**Your goal:**
Copy out each line of the material in which the word "decay" appears.
═══ Data lines ═══
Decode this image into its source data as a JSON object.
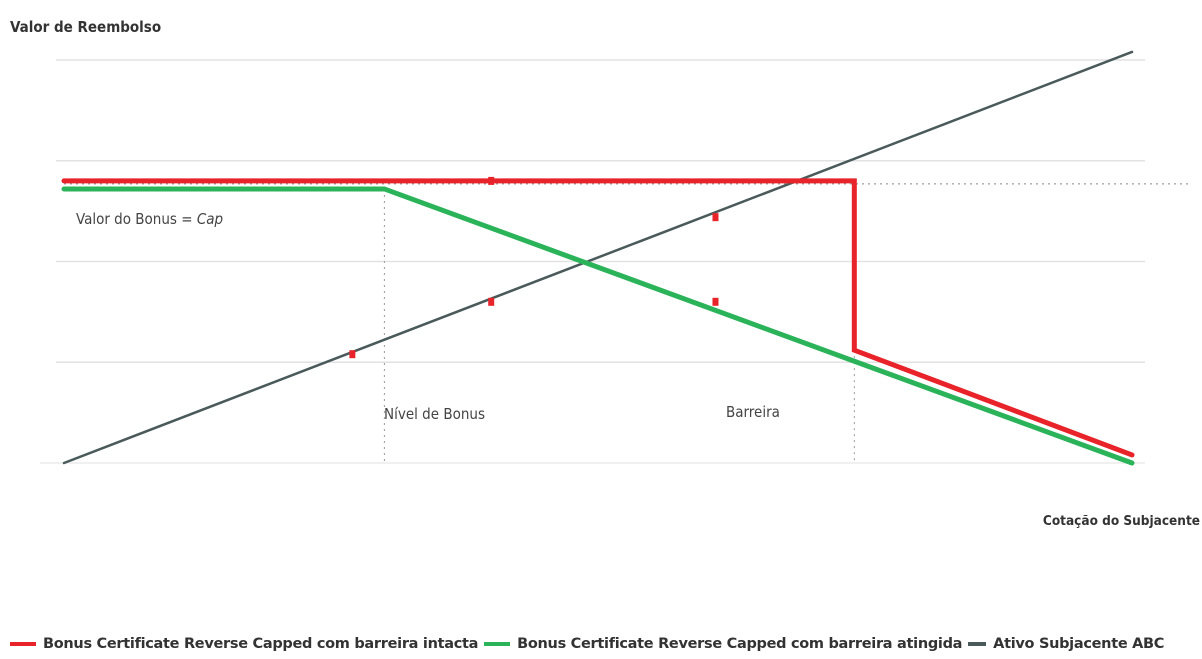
{
  "chart_data": {
    "type": "line",
    "ylabel": "Valor de Reembolso",
    "xlabel": "Cotação do Subjacente",
    "xlim": [
      0,
      10
    ],
    "ylim": [
      0,
      10
    ],
    "annotations": {
      "bonus_value": "Valor do Bonus = ",
      "bonus_value_cap": "Cap",
      "bonus_level": "Nível de Bonus",
      "barrier": "Barreira"
    },
    "reference_lines": {
      "cap_level": 7,
      "bonus_level_x": 3,
      "barrier_x": 7.4
    },
    "series": [
      {
        "name": "Bonus Certificate Reverse Capped com barreira intacta",
        "color": "#e8232a",
        "x": [
          0,
          7.4,
          7.4,
          10
        ],
        "y": [
          7,
          7,
          2.8,
          0.2
        ]
      },
      {
        "name": "Bonus Certificate Reverse Capped com barreira atingida",
        "color": "#2bb35a",
        "x": [
          0,
          3,
          10
        ],
        "y": [
          6.8,
          6.8,
          0
        ]
      },
      {
        "name": "Ativo Subjacente ABC",
        "color": "#4a5a5a",
        "x": [
          0,
          10
        ],
        "y": [
          0,
          10.2
        ]
      }
    ]
  }
}
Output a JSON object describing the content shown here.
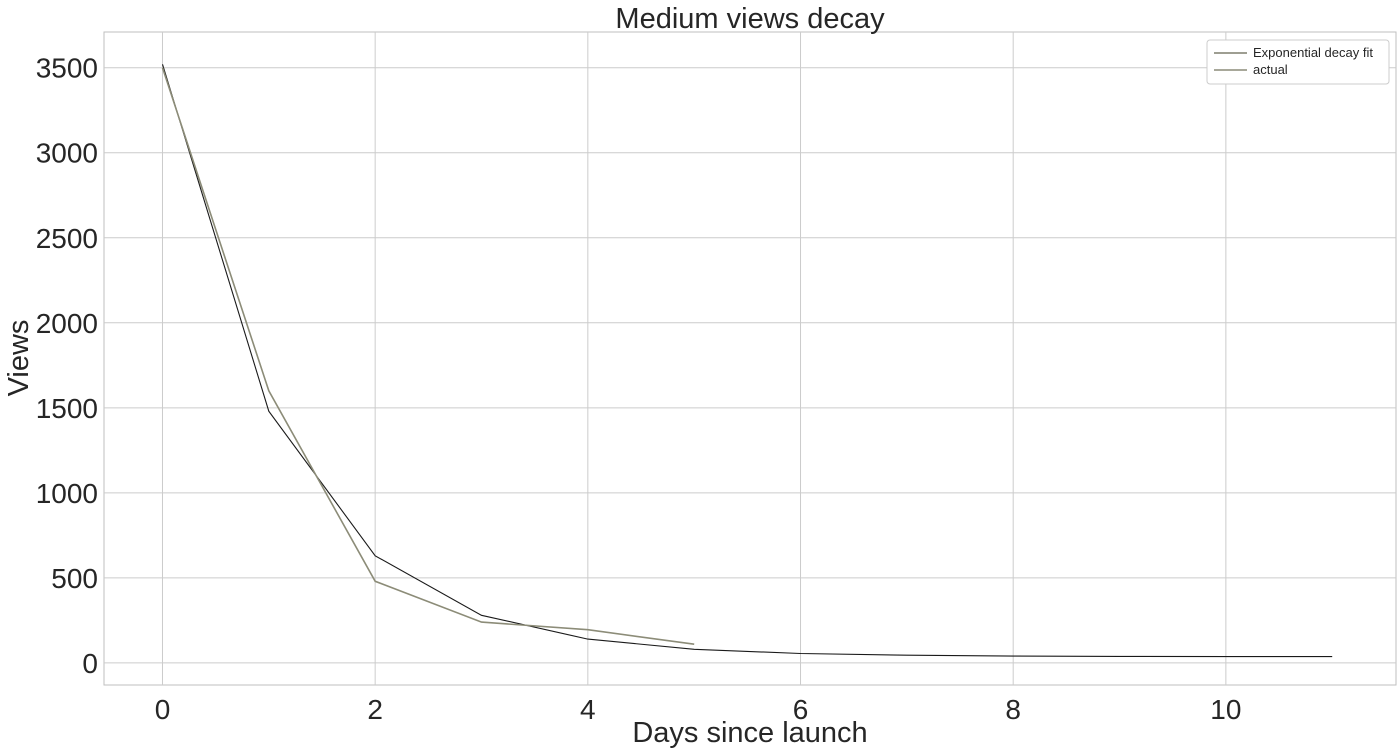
{
  "chart_data": {
    "type": "line",
    "title": "Medium views decay",
    "xlabel": "Days since launch",
    "ylabel": "Views",
    "xlim": [
      -0.55,
      11.6
    ],
    "ylim": [
      -130,
      3710
    ],
    "xticks": [
      0,
      2,
      4,
      6,
      8,
      10
    ],
    "yticks": [
      0,
      500,
      1000,
      1500,
      2000,
      2500,
      3000,
      3500
    ],
    "grid": true,
    "legend_position": "top-right",
    "series": [
      {
        "name": "Exponential decay fit",
        "color": "#1a1a1a",
        "legend_color": "#7f7f6f",
        "x": [
          0,
          1,
          2,
          3,
          4,
          5,
          6,
          7,
          8,
          9,
          10,
          11
        ],
        "y": [
          3520,
          1480,
          630,
          280,
          140,
          80,
          55,
          45,
          40,
          38,
          37,
          37
        ]
      },
      {
        "name": "actual",
        "color": "#8c8c78",
        "legend_color": "#8c8c78",
        "x": [
          0,
          1,
          2,
          3,
          4,
          5
        ],
        "y": [
          3500,
          1600,
          480,
          240,
          195,
          110
        ]
      }
    ]
  }
}
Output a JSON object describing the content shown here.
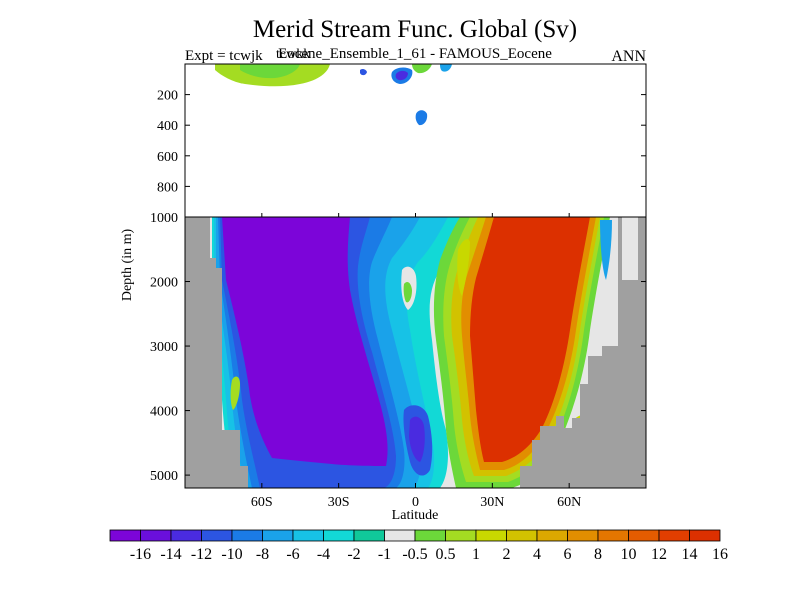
{
  "chart_data": {
    "type": "heatmap",
    "title": "Merid Stream Func. Global (Sv)",
    "subtitle_left": "Expt = tcwjk",
    "subtitle_left_overlap": "tcwkk",
    "subtitle_center": "Eocene_Ensemble_1_61 - FAMOUS_Eocene",
    "subtitle_right": "ANN",
    "xlabel": "Latitude",
    "ylabel": "Depth (in m)",
    "xlim": [
      -90,
      90
    ],
    "x_ticks": [
      {
        "value": -60,
        "label": "60S"
      },
      {
        "value": -30,
        "label": "30S"
      },
      {
        "value": 0,
        "label": "0"
      },
      {
        "value": 30,
        "label": "30N"
      },
      {
        "value": 60,
        "label": "60N"
      }
    ],
    "upper_ylim": [
      0,
      1000
    ],
    "upper_y_ticks": [
      "200",
      "400",
      "600",
      "800"
    ],
    "lower_ylim": [
      1000,
      5200
    ],
    "lower_y_ticks": [
      "1000",
      "2000",
      "3000",
      "4000",
      "5000"
    ],
    "colorbar": {
      "labels": [
        "-16",
        "-14",
        "-12",
        "-10",
        "-8",
        "-6",
        "-4",
        "-2",
        "-1",
        "-0.5",
        "0.5",
        "1",
        "2",
        "4",
        "6",
        "8",
        "10",
        "12",
        "14",
        "16"
      ],
      "colors": [
        "#7c05d9",
        "#6a0fdc",
        "#4a2be0",
        "#2c55e2",
        "#1b7be6",
        "#1aa2ea",
        "#17c2e6",
        "#12d9d6",
        "#10c89a",
        "#e6e6e6",
        "#6cd83a",
        "#a4dc22",
        "#c8d800",
        "#d2c200",
        "#dca800",
        "#e28e00",
        "#e47600",
        "#e45c00",
        "#e23e00",
        "#dc3000"
      ],
      "colors_labels_alignment": "boundaries"
    },
    "land_color": "#a0a0a0",
    "features": [
      {
        "name": "southern-overturning-cell",
        "lat_range": [
          -75,
          -10
        ],
        "depth_range": [
          1000,
          5000
        ],
        "value": -16
      },
      {
        "name": "northern-overturning-cell",
        "lat_range": [
          10,
          70
        ],
        "depth_range": [
          1000,
          4600
        ],
        "value": 16
      }
    ]
  }
}
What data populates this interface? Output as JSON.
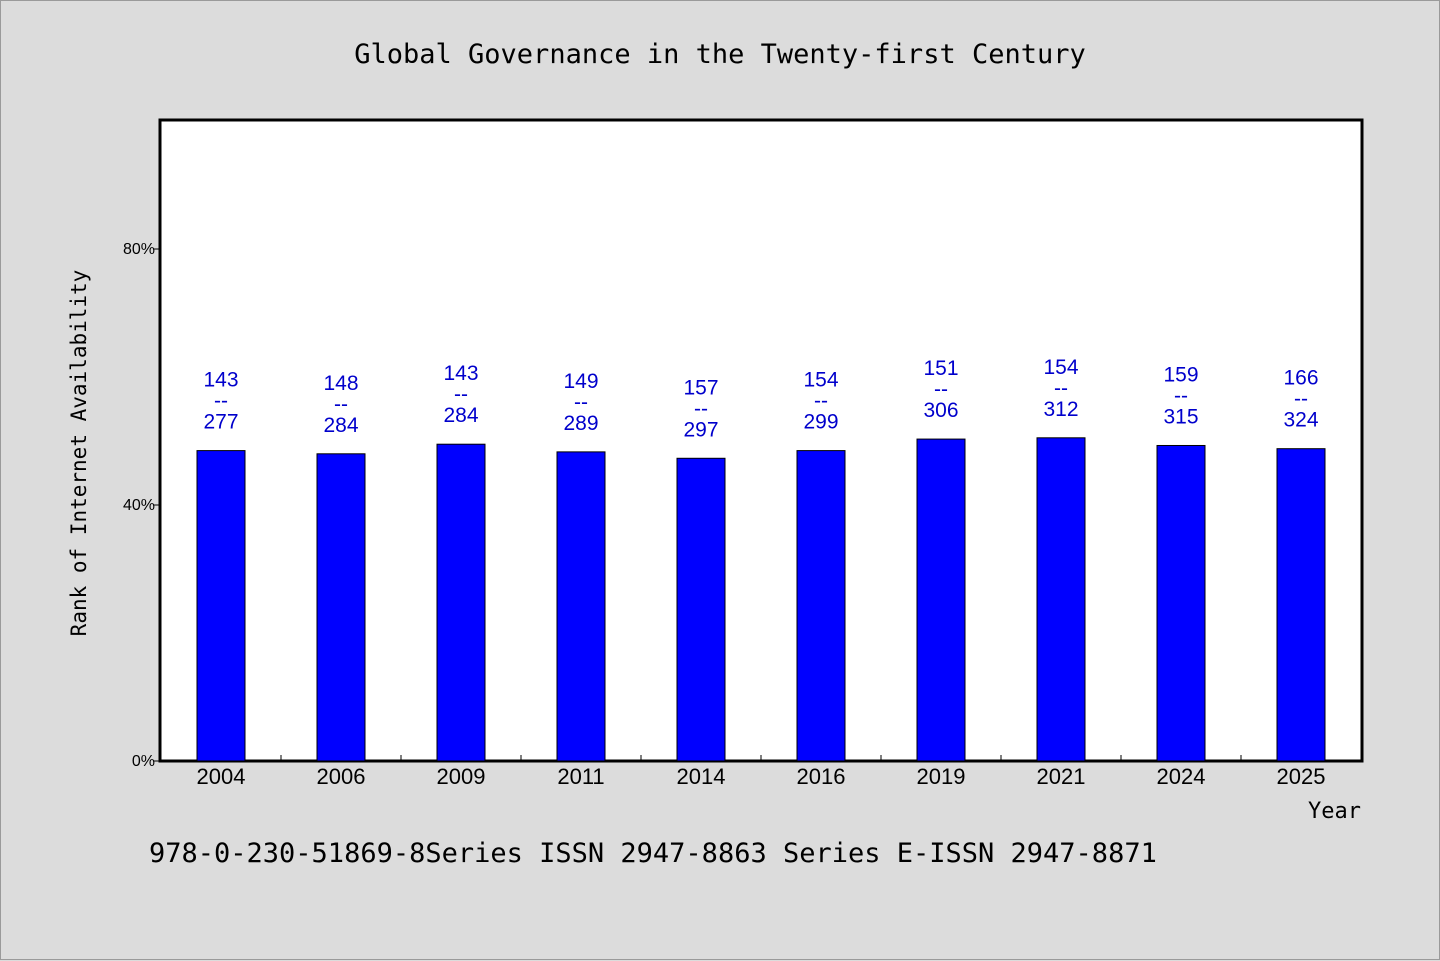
{
  "chart_data": {
    "type": "bar",
    "title": "Global Governance in the Twenty-first Century",
    "ylabel": "Rank of Internet Availability",
    "xlabel": "Year",
    "ylim": [
      0,
      100
    ],
    "yticks": [
      {
        "value": 0,
        "label": "0%"
      },
      {
        "value": 40,
        "label": "40%"
      },
      {
        "value": 80,
        "label": "80%"
      }
    ],
    "categories": [
      "2004",
      "2006",
      "2009",
      "2011",
      "2014",
      "2016",
      "2019",
      "2021",
      "2024",
      "2025"
    ],
    "values": [
      48.5,
      48.0,
      49.5,
      48.3,
      47.3,
      48.5,
      50.3,
      50.5,
      49.3,
      48.8
    ],
    "data_labels": [
      [
        "143",
        "--",
        "277"
      ],
      [
        "148",
        "--",
        "284"
      ],
      [
        "143",
        "--",
        "284"
      ],
      [
        "149",
        "--",
        "289"
      ],
      [
        "157",
        "--",
        "297"
      ],
      [
        "154",
        "--",
        "299"
      ],
      [
        "151",
        "--",
        "306"
      ],
      [
        "154",
        "--",
        "312"
      ],
      [
        "159",
        "--",
        "315"
      ],
      [
        "166",
        "--",
        "324"
      ]
    ],
    "bar_color": "#0000ff",
    "label_color": "#0000cc",
    "grid": false,
    "legend": "none"
  },
  "footer_text": "978-0-230-51869-8Series ISSN 2947-8863 Series E-ISSN 2947-8871"
}
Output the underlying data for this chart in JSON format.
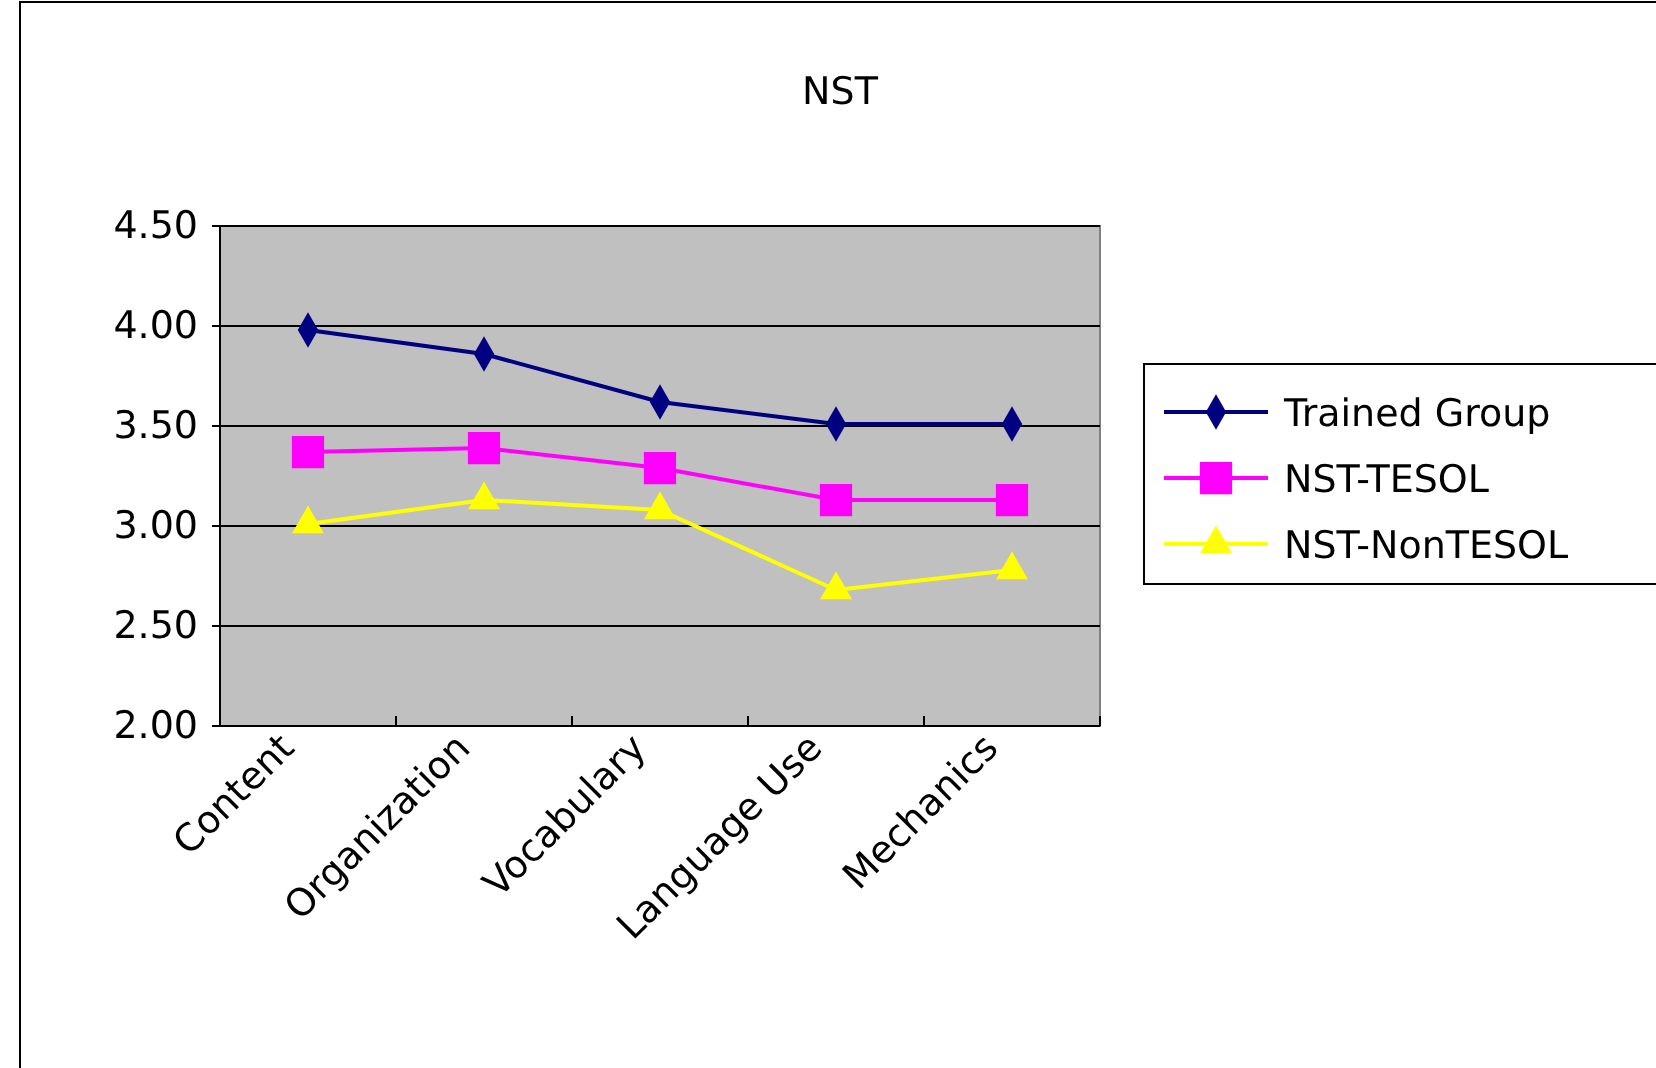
{
  "chart_data": {
    "type": "line",
    "title": "NST",
    "categories": [
      "Content",
      "Organization",
      "Vocabulary",
      "Language Use",
      "Mechanics"
    ],
    "series": [
      {
        "name": "Trained Group",
        "color": "#000080",
        "marker": "diamond",
        "values": [
          3.98,
          3.86,
          3.62,
          3.51,
          3.51
        ]
      },
      {
        "name": "NST-TESOL",
        "color": "#ff00ff",
        "marker": "square",
        "values": [
          3.37,
          3.39,
          3.29,
          3.13,
          3.13
        ]
      },
      {
        "name": "NST-NonTESOL",
        "color": "#ffff00",
        "marker": "triangle",
        "values": [
          3.01,
          3.13,
          3.08,
          2.68,
          2.78
        ]
      }
    ],
    "ylim": [
      2.0,
      4.5
    ],
    "yticks": [
      {
        "value": 2,
        "label": "2.00"
      },
      {
        "value": 2.5,
        "label": "2.50"
      },
      {
        "value": 3,
        "label": "3.00"
      },
      {
        "value": 3.5,
        "label": "3.50"
      },
      {
        "value": 4,
        "label": "4.00"
      },
      {
        "value": 4.5,
        "label": "4.50"
      }
    ],
    "grid": "y",
    "legend": "right"
  }
}
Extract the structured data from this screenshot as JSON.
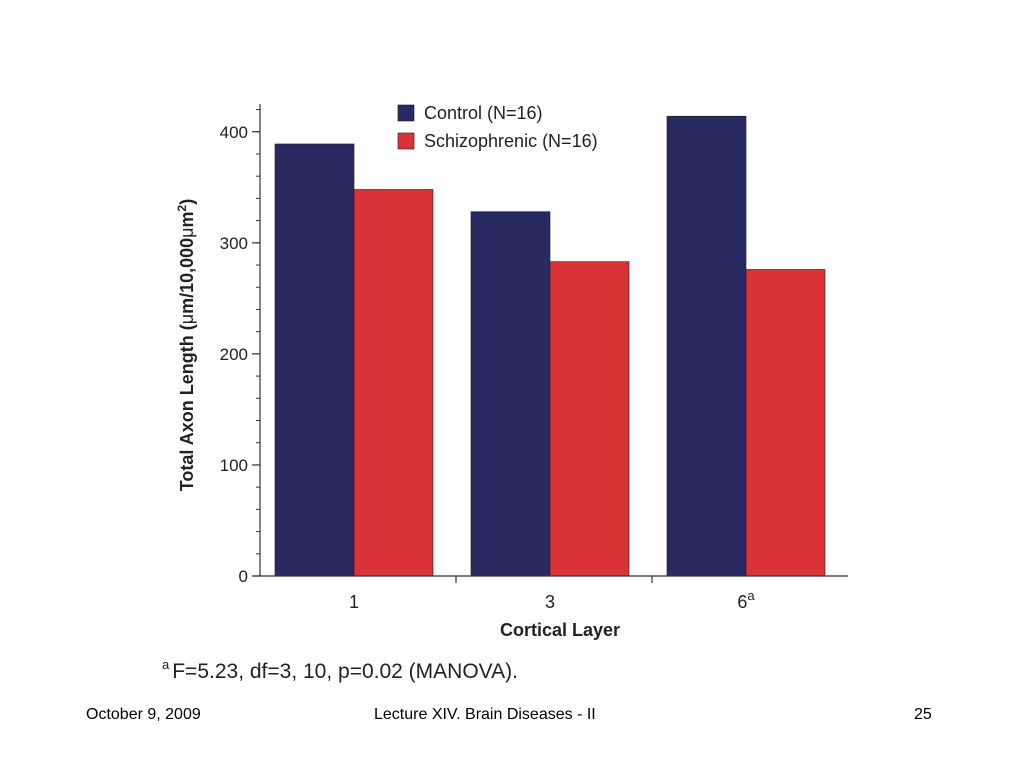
{
  "chart_data": {
    "type": "bar",
    "categories": [
      "1",
      "3",
      "6"
    ],
    "category_superscripts": [
      "",
      "",
      "a"
    ],
    "series": [
      {
        "name": "Control (N=16)",
        "values": [
          389,
          328,
          414
        ],
        "color": "#2a2a62"
      },
      {
        "name": "Schizophrenic (N=16)",
        "values": [
          348,
          283,
          276
        ],
        "color": "#d93237"
      }
    ],
    "xlabel": "Cortical Layer",
    "ylabel": "Total Axon Length (μm/10,000μm²)",
    "ylabel_prefix": "Total Axon Length (",
    "ylabel_unit_mu": "μ",
    "ylabel_unit_rest": "m/10,000",
    "ylabel_unit_sq": "m",
    "ylabel_suffix": ")",
    "ylim": [
      0,
      425
    ],
    "yticks": [
      0,
      100,
      200,
      300,
      400
    ],
    "legend_position": "top-center",
    "grid": false
  },
  "footnote": {
    "marker": "a",
    "text": "F=5.23, df=3, 10, p=0.02 (MANOVA)."
  },
  "footer": {
    "date": "October 9, 2009",
    "title": "Lecture XIV. Brain Diseases - II",
    "page": "25"
  }
}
═══
**Solution below:**
    "title": "Medium views decay",
        "name": "Exponential decay fit",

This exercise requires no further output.